▶ [Extracted data entries]
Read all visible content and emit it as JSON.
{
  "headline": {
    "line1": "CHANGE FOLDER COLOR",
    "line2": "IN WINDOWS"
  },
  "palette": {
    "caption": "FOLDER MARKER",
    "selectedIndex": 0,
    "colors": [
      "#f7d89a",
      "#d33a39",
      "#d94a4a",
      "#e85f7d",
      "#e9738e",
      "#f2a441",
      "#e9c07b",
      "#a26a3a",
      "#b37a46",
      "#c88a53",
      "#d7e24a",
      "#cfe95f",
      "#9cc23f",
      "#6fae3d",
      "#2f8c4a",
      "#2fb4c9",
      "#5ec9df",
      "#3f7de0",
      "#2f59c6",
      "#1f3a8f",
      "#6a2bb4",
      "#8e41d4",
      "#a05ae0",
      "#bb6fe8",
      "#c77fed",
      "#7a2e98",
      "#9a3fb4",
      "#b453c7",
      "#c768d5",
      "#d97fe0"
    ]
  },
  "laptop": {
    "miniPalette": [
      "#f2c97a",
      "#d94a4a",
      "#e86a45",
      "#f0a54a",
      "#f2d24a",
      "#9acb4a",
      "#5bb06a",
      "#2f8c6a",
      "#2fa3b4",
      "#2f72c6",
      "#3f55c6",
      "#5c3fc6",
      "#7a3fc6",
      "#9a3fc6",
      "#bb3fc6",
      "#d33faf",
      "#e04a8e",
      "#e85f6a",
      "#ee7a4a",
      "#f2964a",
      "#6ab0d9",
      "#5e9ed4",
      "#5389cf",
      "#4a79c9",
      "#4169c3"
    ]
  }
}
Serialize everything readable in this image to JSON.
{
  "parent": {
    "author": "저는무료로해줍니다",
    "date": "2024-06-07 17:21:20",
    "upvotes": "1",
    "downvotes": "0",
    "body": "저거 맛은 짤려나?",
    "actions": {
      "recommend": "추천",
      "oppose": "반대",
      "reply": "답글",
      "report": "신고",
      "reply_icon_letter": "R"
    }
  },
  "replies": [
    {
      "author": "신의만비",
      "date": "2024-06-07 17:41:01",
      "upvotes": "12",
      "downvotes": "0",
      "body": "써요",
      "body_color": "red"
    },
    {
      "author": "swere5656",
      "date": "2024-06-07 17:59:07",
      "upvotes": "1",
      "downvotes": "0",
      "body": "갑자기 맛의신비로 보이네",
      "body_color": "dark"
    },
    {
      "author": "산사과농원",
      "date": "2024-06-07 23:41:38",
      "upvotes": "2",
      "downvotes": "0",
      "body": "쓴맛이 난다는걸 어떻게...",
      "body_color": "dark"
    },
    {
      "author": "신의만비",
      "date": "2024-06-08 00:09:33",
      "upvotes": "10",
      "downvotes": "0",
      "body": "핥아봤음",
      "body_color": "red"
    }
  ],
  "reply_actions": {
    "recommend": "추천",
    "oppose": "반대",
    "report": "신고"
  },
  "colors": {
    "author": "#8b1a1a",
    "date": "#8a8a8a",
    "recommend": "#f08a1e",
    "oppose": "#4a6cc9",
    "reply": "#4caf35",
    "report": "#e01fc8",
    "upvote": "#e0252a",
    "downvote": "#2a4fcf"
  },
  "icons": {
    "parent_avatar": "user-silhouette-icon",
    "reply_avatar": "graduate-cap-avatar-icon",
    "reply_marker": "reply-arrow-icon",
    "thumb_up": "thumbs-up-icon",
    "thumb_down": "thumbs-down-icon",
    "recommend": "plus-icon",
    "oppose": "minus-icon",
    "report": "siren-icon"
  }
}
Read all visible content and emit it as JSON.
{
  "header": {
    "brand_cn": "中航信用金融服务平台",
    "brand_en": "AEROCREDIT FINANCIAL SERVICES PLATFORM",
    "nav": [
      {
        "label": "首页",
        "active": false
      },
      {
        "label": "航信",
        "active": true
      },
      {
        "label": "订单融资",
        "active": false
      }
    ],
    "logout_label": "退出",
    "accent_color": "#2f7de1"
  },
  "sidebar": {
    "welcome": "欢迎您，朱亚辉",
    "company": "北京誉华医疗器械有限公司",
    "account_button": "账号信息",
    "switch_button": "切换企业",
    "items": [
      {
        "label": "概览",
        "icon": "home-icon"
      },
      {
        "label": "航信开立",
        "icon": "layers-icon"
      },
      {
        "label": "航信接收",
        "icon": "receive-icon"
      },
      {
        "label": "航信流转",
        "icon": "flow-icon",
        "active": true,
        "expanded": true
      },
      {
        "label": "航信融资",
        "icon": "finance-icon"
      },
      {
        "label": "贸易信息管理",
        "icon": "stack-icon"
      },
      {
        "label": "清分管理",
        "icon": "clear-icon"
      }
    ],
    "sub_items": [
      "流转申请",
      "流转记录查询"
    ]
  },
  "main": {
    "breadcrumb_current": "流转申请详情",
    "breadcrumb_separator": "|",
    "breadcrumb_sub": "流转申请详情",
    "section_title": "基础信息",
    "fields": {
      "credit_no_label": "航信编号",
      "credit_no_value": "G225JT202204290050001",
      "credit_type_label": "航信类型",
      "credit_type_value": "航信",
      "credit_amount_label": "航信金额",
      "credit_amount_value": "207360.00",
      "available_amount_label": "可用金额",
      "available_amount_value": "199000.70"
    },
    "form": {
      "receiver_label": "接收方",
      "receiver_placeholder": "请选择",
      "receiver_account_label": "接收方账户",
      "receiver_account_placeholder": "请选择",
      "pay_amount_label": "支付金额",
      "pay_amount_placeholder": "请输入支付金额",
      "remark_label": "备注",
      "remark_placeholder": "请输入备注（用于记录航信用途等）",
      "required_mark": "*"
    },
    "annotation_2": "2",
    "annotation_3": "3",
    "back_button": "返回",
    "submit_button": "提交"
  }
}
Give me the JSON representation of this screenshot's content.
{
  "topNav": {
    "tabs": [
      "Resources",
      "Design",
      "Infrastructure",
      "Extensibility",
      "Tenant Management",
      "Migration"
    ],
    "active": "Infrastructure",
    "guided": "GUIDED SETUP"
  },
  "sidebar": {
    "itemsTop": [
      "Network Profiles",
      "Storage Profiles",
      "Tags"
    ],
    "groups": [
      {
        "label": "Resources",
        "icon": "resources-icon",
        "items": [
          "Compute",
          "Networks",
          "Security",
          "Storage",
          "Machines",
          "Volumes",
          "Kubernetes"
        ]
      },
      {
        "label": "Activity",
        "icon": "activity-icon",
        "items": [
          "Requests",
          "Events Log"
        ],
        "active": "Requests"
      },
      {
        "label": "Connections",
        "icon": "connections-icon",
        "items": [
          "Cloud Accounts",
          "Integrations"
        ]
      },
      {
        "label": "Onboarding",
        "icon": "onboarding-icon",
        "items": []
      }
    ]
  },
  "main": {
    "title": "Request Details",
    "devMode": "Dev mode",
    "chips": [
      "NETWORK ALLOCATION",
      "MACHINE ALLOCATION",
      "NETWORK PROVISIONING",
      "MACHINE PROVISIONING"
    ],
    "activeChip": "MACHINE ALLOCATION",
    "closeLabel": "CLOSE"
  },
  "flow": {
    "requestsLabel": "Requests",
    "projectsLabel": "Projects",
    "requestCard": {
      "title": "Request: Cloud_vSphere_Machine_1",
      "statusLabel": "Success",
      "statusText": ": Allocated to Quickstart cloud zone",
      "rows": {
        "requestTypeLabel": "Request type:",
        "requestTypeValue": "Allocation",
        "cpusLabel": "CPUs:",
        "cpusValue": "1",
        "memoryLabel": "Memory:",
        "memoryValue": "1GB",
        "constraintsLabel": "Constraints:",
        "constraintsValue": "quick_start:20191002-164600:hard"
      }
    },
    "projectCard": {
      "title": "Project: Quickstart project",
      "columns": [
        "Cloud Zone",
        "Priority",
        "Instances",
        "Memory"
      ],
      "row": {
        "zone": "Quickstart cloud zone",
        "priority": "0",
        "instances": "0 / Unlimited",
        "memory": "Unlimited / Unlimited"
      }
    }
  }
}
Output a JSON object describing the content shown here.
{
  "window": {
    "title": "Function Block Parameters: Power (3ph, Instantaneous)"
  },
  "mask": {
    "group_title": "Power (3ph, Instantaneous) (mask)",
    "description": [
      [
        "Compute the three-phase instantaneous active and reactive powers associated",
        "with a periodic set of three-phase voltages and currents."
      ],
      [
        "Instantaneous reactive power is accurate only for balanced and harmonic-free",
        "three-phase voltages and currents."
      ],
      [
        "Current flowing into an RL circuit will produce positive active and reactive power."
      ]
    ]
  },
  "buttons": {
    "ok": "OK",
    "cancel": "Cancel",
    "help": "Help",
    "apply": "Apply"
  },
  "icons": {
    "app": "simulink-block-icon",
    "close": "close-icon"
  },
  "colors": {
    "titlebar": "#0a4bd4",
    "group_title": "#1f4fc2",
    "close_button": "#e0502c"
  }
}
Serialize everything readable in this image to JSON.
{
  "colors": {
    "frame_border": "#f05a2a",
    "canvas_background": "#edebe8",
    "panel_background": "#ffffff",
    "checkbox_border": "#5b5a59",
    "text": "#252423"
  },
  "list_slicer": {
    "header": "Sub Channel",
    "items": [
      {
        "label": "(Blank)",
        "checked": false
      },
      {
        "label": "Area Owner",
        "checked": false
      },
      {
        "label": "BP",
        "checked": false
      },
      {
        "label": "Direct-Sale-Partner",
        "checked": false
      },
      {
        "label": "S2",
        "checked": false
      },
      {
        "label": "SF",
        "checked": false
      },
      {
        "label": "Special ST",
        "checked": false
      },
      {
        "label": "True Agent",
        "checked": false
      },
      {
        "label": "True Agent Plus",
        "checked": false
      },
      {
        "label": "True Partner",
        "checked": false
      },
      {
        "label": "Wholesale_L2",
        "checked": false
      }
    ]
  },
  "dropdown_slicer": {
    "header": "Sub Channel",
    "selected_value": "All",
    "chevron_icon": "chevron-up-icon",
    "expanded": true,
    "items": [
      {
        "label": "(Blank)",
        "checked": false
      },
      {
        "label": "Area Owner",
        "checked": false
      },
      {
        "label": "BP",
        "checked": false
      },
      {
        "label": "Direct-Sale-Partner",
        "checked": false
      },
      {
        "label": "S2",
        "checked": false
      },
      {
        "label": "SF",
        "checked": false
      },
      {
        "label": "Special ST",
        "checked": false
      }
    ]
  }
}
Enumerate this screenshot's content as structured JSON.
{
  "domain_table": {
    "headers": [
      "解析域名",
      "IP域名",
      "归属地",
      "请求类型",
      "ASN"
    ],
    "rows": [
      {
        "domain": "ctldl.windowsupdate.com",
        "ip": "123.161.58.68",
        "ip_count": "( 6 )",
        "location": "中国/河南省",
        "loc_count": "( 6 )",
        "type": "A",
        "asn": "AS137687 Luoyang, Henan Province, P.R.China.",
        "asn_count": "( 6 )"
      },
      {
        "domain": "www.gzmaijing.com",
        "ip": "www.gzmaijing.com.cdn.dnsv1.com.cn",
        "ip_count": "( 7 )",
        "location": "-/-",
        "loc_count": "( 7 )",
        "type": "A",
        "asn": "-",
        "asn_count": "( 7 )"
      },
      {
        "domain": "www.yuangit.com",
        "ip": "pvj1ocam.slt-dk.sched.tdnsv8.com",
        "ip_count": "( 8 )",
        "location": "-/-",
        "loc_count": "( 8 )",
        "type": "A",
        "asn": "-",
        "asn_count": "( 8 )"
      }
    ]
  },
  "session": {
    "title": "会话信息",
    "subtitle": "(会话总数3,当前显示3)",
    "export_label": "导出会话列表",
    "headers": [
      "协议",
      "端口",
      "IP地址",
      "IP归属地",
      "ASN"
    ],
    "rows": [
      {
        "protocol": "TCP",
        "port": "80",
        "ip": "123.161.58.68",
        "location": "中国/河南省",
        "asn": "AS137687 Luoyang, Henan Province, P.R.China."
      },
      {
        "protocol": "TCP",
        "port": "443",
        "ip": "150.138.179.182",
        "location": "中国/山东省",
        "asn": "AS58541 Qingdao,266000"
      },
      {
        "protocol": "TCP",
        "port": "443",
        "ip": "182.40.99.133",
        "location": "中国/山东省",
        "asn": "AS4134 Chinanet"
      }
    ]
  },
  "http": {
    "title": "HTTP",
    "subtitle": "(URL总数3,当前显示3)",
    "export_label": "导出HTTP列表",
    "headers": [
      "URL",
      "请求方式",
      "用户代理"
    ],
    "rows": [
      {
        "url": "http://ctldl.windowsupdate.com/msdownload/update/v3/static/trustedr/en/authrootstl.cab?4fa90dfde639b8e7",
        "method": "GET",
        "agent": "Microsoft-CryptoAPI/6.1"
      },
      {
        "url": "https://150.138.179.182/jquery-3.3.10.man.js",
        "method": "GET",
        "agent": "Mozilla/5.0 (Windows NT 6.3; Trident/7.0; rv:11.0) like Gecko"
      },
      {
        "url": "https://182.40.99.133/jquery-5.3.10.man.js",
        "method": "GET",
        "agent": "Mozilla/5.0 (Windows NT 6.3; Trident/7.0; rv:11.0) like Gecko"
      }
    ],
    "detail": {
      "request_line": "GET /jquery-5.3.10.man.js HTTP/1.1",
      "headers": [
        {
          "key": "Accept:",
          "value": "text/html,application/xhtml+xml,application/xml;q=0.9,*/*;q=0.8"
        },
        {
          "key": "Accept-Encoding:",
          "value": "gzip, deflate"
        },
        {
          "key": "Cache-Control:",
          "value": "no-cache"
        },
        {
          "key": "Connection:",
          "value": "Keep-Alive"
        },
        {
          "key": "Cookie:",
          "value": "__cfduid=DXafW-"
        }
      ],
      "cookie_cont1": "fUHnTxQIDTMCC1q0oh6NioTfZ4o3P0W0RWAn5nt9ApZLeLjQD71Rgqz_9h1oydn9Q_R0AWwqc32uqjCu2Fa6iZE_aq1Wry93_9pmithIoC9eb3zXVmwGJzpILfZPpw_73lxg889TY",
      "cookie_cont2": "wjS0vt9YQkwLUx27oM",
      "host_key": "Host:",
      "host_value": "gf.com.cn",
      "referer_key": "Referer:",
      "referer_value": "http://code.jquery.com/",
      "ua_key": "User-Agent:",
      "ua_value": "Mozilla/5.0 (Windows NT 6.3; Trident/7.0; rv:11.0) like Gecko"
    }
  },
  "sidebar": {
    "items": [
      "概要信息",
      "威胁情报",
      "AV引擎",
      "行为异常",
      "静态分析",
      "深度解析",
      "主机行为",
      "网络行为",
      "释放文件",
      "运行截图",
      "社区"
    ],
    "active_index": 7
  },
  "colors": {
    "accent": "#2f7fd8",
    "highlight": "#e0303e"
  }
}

▶ [Problem statement] Pull every line containing the word "https" out of the material.

▶ [Solution for this exercise]
        "url": "https://150.138.179.182/jquery-3.3.10.man.js",
        "url": "https://182.40.99.133/jquery-5.3.10.man.js",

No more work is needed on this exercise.